Records excerpted from a collection
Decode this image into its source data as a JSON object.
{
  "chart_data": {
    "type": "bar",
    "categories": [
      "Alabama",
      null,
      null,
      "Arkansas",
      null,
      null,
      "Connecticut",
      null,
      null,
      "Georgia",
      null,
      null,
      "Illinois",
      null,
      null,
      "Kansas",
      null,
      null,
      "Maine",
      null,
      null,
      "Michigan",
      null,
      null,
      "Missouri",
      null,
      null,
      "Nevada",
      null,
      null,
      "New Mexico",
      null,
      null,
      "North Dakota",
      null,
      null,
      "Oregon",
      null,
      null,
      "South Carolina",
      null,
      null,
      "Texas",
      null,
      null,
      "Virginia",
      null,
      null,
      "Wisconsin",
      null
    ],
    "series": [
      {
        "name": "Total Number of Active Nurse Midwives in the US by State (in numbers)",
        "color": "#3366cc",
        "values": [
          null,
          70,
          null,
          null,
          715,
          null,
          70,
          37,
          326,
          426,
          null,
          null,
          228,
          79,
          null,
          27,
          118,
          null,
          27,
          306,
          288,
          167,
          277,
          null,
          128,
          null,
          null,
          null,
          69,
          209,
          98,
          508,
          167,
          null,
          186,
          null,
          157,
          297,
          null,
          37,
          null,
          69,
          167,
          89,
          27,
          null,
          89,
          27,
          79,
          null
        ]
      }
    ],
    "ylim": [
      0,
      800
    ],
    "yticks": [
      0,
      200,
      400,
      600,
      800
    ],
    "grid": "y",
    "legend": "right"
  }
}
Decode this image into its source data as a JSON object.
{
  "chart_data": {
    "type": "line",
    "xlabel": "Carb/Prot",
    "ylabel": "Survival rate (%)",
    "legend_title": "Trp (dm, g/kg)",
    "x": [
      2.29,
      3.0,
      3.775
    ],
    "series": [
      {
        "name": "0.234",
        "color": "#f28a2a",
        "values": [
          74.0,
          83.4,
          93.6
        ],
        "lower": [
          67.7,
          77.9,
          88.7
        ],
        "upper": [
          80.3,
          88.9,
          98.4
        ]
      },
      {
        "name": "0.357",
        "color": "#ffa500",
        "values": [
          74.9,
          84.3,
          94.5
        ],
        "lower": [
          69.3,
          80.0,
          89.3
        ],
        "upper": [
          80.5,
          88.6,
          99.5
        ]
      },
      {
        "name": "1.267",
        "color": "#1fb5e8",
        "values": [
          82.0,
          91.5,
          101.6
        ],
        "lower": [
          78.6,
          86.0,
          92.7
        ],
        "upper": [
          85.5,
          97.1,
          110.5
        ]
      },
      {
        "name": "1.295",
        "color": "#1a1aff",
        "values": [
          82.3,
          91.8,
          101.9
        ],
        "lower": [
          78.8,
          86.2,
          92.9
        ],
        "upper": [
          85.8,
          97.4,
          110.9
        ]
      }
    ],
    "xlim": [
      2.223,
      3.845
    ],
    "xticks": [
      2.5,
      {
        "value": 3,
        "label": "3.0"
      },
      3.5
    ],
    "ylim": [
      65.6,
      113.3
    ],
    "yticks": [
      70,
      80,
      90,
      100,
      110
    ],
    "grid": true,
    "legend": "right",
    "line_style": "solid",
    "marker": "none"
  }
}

** PROMPT **
Print the material above once more, exactly.

** RESULT OF THIS TASK **
Decode this image into its source data as a JSON object.
{
  "chart_data": {
    "type": "bar",
    "categories": [
      "Alabama",
      null,
      null,
      "Arkansas",
      null,
      null,
      "Connecticut",
      null,
      null,
      "Georgia",
      null,
      null,
      "Illinois",
      null,
      null,
      "Kansas",
      null,
      null,
      "Maine",
      null,
      null,
      "Michigan",
      null,
      null,
      "Missouri",
      null,
      null,
      "Nevada",
      null,
      null,
      "New Mexico",
      null,
      null,
      "North Dakota",
      null,
      null,
      "Oregon",
      null,
      null,
      "South Carolina",
      null,
      null,
      "Texas",
      null,
      null,
      "Virginia",
      null,
      null,
      "Wisconsin",
      null
    ],
    "series": [
      {
        "name": "Total Number of Active Nurse Midwives in the US by State (in numbers)",
        "color": "#3366cc",
        "values": [
          null,
          70,
          null,
          null,
          715,
          null,
          70,
          37,
          326,
          426,
          null,
          null,
          228,
          79,
          null,
          27,
          118,
          null,
          27,
          306,
          288,
          167,
          277,
          null,
          128,
          null,
          null,
          null,
          69,
          209,
          98,
          508,
          167,
          null,
          186,
          null,
          157,
          297,
          null,
          37,
          null,
          69,
          167,
          89,
          27,
          null,
          89,
          27,
          79,
          null
        ]
      }
    ],
    "ylim": [
      0,
      800
    ],
    "yticks": [
      0,
      200,
      400,
      600,
      800
    ],
    "grid": "y",
    "legend": "right"
  }
}
Decode this image into its source data as a JSON object.
{
  "chart_data": {
    "type": "line",
    "xlabel": "Carb/Prot",
    "ylabel": "Survival rate (%)",
    "legend_title": "Trp (dm, g/kg)",
    "x": [
      2.29,
      3.0,
      3.775
    ],
    "series": [
      {
        "name": "0.234",
        "color": "#f28a2a",
        "values": [
          74.0,
          83.4,
          93.6
        ],
        "lower": [
          67.7,
          77.9,
          88.7
        ],
        "upper": [
          80.3,
          88.9,
          98.4
        ]
      },
      {
        "name": "0.357",
        "color": "#ffa500",
        "values": [
          74.9,
          84.3,
          94.5
        ],
        "lower": [
          69.3,
          80.0,
          89.3
        ],
        "upper": [
          80.5,
          88.6,
          99.5
        ]
      },
      {
        "name": "1.267",
        "color": "#1fb5e8",
        "values": [
          82.0,
          91.5,
          101.6
        ],
        "lower": [
          78.6,
          86.0,
          92.7
        ],
        "upper": [
          85.5,
          97.1,
          110.5
        ]
      },
      {
        "name": "1.295",
        "color": "#1a1aff",
        "values": [
          82.3,
          91.8,
          101.9
        ],
        "lower": [
          78.8,
          86.2,
          92.9
        ],
        "upper": [
          85.8,
          97.4,
          110.9
        ]
      }
    ],
    "xlim": [
      2.223,
      3.845
    ],
    "xticks": [
      2.5,
      {
        "value": 3,
        "label": "3.0"
      },
      3.5
    ],
    "ylim": [
      65.6,
      113.3
    ],
    "yticks": [
      70,
      80,
      90,
      100,
      110
    ],
    "grid": true,
    "legend": "right",
    "line_style": "solid",
    "marker": "none"
  }
}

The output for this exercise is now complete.